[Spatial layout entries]
- - - - -
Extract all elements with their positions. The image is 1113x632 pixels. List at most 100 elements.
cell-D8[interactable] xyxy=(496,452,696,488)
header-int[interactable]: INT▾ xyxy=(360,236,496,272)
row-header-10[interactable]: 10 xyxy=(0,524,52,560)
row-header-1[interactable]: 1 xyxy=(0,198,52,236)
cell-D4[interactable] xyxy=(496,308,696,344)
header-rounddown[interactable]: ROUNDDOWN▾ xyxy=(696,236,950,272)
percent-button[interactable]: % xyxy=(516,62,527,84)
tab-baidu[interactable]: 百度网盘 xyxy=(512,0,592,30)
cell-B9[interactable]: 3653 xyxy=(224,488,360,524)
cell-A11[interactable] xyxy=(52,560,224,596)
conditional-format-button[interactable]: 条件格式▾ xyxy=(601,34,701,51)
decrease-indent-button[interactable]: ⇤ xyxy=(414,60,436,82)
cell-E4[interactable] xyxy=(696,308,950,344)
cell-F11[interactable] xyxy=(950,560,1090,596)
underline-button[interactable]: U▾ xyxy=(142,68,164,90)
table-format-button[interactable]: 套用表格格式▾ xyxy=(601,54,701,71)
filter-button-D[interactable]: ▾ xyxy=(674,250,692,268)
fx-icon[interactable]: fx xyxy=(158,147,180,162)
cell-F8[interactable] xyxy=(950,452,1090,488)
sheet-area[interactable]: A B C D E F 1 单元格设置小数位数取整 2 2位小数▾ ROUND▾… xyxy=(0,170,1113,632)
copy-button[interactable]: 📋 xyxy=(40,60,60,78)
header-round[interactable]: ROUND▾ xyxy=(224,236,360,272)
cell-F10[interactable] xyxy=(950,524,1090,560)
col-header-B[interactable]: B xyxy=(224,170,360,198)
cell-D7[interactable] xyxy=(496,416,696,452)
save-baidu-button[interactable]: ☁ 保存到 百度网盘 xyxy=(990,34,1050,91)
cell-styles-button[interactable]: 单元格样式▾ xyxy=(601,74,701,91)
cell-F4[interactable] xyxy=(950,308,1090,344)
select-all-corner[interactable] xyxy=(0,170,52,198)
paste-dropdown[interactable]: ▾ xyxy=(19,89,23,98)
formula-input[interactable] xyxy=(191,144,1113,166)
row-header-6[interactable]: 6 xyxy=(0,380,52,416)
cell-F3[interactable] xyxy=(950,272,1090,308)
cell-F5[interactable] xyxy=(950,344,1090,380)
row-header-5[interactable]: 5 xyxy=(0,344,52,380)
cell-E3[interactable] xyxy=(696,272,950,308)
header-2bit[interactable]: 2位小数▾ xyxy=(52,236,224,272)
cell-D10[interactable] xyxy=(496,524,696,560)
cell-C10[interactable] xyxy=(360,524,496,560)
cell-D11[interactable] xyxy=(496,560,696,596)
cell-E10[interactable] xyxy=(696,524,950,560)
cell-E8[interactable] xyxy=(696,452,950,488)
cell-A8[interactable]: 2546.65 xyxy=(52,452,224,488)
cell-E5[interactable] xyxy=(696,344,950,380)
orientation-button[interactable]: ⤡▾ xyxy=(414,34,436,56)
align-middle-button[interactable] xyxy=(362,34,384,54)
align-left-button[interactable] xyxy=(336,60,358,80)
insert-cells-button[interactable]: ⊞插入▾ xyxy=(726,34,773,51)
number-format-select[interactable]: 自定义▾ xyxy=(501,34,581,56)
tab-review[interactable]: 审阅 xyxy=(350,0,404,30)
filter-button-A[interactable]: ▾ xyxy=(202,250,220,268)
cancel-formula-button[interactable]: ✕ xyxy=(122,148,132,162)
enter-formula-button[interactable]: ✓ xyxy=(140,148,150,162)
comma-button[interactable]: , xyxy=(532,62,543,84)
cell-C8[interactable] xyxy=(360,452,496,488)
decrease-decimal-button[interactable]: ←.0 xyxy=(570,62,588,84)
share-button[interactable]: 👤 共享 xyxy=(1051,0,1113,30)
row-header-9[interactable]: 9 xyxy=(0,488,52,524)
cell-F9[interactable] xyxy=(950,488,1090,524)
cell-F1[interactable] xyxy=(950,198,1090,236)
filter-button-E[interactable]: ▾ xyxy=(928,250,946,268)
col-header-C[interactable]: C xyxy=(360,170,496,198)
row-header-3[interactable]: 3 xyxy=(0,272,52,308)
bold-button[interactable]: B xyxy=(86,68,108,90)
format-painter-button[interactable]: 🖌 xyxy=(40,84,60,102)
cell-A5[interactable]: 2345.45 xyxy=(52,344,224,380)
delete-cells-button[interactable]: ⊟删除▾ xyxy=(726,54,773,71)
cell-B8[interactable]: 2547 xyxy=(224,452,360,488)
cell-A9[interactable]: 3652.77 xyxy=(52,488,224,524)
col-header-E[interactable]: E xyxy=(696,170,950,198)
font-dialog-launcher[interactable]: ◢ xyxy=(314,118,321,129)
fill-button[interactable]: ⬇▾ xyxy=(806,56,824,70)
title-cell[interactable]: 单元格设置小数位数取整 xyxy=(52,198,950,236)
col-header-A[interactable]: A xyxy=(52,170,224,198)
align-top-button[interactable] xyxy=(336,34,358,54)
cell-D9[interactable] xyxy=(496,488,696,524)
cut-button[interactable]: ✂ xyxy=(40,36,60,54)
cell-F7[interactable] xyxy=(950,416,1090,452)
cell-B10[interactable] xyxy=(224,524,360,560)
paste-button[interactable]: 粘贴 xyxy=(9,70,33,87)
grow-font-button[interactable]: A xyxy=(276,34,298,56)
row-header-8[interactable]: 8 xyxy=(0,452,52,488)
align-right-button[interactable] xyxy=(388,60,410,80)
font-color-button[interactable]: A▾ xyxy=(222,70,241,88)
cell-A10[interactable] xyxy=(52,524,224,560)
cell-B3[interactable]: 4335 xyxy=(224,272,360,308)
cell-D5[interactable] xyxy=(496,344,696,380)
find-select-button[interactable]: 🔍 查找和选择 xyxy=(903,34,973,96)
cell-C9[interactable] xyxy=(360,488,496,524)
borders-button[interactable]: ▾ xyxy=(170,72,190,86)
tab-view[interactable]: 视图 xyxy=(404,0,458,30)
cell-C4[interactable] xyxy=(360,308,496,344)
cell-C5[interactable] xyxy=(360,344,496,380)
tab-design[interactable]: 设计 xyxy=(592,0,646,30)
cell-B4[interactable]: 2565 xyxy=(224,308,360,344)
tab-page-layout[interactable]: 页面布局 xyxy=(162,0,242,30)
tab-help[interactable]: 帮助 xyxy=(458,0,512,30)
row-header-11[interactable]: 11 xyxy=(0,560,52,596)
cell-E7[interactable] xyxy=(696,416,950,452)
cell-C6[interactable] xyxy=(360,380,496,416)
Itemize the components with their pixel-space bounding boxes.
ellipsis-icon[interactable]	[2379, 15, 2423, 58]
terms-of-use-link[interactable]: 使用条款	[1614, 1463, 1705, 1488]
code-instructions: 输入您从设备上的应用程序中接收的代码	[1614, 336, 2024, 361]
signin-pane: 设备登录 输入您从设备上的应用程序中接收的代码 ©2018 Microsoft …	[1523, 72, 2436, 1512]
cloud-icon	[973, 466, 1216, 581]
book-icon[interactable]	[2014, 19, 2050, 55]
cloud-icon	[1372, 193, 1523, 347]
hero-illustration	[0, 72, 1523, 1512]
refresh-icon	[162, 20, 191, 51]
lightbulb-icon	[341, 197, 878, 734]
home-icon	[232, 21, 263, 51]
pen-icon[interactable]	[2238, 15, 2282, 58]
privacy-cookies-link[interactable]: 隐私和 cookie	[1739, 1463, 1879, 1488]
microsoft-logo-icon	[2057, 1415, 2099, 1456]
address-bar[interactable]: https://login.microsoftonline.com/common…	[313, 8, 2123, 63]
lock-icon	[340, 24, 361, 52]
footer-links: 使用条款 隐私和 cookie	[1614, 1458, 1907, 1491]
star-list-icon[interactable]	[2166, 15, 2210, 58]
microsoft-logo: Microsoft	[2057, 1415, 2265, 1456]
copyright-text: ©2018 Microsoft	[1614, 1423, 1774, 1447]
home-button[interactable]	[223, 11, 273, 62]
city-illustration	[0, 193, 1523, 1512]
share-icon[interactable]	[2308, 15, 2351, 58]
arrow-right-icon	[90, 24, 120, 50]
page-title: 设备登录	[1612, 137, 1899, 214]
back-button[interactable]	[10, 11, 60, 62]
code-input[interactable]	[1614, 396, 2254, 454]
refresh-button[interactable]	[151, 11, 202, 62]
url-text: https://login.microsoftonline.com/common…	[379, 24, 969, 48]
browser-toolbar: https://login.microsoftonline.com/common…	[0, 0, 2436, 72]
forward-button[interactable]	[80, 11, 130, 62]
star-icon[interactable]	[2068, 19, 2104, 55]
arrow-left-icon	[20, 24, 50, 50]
- - - - -
> Exercise task: Extract, without alteration, the part of the items that runs from the first line through the line containing "cell-B9[interactable]: 3653 xyxy=(224,488,360,524)", including both ends.

> Answer:
Extract all elements with their positions. The image is 1113x632 pixels. List at most 100 elements.
cell-D8[interactable] xyxy=(496,452,696,488)
header-int[interactable]: INT▾ xyxy=(360,236,496,272)
row-header-10[interactable]: 10 xyxy=(0,524,52,560)
row-header-1[interactable]: 1 xyxy=(0,198,52,236)
cell-D4[interactable] xyxy=(496,308,696,344)
header-rounddown[interactable]: ROUNDDOWN▾ xyxy=(696,236,950,272)
percent-button[interactable]: % xyxy=(516,62,527,84)
tab-baidu[interactable]: 百度网盘 xyxy=(512,0,592,30)
cell-B9[interactable]: 3653 xyxy=(224,488,360,524)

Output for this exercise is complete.